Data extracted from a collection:
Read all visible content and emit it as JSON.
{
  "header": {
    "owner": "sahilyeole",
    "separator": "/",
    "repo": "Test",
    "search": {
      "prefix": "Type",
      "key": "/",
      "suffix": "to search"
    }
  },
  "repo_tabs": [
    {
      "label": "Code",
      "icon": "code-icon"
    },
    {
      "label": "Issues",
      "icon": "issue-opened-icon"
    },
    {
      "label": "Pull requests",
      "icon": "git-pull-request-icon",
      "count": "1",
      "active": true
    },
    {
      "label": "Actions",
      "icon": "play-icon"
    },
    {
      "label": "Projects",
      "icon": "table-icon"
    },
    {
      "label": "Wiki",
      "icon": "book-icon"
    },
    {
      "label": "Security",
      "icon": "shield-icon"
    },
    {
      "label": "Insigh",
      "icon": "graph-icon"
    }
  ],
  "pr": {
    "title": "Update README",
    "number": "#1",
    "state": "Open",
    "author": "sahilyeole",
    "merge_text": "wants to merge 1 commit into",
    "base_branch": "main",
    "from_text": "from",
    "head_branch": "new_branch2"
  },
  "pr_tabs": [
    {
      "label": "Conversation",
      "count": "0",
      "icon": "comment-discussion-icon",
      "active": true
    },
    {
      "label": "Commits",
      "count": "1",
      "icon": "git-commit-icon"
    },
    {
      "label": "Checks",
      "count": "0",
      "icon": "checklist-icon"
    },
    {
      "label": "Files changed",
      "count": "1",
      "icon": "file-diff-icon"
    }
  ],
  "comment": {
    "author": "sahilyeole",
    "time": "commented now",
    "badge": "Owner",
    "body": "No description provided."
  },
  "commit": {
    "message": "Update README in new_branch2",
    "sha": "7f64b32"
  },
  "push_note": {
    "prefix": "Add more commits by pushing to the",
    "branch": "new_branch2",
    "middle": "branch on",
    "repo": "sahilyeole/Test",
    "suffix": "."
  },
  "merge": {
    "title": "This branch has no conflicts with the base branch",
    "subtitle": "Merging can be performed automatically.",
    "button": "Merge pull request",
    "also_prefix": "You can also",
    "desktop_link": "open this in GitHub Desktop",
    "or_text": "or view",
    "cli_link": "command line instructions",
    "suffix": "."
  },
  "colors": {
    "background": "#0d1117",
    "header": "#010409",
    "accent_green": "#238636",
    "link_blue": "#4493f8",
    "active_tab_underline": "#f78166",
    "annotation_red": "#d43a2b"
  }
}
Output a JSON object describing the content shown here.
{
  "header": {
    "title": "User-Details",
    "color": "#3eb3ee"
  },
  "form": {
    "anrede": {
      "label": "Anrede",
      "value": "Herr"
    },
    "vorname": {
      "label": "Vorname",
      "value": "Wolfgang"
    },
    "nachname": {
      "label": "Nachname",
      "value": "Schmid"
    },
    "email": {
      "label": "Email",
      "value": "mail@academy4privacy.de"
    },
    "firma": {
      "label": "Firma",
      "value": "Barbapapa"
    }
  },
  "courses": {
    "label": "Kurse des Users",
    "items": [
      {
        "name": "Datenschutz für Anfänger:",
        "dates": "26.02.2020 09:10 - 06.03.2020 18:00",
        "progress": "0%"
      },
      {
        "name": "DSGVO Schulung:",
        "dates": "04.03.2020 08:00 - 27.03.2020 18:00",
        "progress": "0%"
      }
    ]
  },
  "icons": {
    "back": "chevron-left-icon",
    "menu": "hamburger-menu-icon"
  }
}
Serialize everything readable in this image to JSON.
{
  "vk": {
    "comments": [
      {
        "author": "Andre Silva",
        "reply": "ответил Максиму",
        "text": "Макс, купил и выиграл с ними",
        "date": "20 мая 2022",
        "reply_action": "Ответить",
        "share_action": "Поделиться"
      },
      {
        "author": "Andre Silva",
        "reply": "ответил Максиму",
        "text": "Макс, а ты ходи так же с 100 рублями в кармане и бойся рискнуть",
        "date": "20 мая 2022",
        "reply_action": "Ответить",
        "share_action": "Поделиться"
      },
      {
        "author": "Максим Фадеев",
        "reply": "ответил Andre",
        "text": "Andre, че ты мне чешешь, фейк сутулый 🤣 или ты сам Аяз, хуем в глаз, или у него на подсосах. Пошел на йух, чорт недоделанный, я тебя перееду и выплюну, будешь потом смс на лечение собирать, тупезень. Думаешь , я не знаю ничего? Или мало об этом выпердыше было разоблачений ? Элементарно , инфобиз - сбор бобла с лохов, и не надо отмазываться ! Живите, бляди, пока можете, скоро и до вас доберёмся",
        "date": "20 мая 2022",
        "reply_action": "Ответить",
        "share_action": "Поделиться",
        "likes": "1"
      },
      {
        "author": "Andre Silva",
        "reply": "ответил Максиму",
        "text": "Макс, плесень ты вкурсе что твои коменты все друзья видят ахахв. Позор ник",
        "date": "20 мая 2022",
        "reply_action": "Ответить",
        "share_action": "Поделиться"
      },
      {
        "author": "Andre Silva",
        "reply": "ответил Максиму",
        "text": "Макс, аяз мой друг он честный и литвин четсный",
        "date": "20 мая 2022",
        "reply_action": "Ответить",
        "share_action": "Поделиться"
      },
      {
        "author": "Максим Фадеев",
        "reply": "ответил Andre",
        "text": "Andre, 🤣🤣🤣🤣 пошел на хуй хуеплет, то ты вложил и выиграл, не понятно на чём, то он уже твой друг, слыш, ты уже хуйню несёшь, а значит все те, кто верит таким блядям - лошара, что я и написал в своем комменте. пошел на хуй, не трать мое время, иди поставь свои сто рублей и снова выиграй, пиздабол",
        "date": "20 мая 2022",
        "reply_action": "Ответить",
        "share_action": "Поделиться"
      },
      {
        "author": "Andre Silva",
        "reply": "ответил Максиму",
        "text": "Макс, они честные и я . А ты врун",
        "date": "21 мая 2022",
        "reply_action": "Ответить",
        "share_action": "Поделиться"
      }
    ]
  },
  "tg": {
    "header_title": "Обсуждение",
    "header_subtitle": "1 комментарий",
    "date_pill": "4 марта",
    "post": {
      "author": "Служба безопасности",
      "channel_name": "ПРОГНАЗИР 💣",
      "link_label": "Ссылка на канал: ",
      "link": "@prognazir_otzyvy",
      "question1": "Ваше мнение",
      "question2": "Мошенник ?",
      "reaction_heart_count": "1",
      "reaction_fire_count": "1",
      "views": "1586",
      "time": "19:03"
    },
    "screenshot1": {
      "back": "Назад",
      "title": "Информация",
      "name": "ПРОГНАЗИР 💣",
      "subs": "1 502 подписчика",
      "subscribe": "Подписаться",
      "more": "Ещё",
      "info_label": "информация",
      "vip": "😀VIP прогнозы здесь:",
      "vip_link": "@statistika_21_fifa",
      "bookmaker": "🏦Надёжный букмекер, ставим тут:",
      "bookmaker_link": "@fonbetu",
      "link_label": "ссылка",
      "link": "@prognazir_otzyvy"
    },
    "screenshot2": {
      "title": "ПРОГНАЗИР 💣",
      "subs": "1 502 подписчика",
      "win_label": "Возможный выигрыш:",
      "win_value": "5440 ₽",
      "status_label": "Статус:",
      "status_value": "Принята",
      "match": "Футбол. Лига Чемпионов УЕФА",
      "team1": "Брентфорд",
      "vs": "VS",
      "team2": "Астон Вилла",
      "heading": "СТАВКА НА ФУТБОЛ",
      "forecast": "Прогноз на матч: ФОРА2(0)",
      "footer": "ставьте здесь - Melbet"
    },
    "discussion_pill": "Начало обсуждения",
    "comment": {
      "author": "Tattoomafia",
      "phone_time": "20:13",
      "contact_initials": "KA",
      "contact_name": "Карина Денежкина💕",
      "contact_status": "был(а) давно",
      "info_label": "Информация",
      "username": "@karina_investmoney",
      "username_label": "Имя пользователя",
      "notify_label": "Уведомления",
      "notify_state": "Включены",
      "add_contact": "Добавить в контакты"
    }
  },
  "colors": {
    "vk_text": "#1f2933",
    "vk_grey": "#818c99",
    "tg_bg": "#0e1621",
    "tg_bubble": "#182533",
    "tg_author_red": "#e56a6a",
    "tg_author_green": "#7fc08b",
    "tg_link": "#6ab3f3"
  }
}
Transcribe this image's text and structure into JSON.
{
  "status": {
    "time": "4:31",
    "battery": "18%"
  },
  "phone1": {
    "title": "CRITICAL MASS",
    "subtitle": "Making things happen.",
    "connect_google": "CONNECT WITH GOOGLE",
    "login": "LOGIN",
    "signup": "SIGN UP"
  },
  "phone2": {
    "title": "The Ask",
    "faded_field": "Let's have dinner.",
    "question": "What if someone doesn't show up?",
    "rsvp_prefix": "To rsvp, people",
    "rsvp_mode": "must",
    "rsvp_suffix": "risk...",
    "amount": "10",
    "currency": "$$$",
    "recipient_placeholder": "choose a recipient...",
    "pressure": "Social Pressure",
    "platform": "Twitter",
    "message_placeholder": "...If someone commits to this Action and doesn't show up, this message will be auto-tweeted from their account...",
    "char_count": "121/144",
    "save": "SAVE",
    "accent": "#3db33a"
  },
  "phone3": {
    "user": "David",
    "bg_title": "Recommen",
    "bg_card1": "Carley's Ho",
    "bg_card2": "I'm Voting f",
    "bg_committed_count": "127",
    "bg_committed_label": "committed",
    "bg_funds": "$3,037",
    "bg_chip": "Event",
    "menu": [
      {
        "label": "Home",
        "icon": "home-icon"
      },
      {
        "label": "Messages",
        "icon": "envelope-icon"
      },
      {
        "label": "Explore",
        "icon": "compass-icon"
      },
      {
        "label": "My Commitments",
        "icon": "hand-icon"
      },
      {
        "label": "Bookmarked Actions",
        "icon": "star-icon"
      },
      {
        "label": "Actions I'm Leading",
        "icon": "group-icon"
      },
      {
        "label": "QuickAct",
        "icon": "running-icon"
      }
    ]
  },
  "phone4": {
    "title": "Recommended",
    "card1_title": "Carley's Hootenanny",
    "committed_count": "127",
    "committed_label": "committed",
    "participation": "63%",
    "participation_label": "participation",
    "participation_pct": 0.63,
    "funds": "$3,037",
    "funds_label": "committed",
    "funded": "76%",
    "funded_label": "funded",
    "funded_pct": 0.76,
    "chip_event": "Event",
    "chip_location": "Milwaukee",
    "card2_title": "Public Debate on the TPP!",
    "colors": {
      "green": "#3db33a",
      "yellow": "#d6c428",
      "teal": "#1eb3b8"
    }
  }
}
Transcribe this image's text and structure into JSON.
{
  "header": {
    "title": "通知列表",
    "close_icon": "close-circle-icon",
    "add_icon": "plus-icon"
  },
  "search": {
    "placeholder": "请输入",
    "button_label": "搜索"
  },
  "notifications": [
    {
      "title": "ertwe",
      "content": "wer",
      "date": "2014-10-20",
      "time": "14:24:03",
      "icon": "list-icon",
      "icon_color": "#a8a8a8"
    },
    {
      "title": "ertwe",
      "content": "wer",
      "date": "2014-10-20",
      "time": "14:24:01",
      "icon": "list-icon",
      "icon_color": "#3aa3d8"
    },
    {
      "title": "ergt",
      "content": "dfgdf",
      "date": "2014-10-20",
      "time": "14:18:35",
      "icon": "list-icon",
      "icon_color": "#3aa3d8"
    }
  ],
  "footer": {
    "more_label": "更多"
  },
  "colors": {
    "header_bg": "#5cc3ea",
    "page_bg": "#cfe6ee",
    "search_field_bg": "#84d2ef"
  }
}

## Short exercise
Search the lines for the string "sahilyeole" and copy every line that has it.

## The answer
    "owner": "sahilyeole",
    "author": "sahilyeole",
    "author": "sahilyeole",
    "repo": "sahilyeole/Test",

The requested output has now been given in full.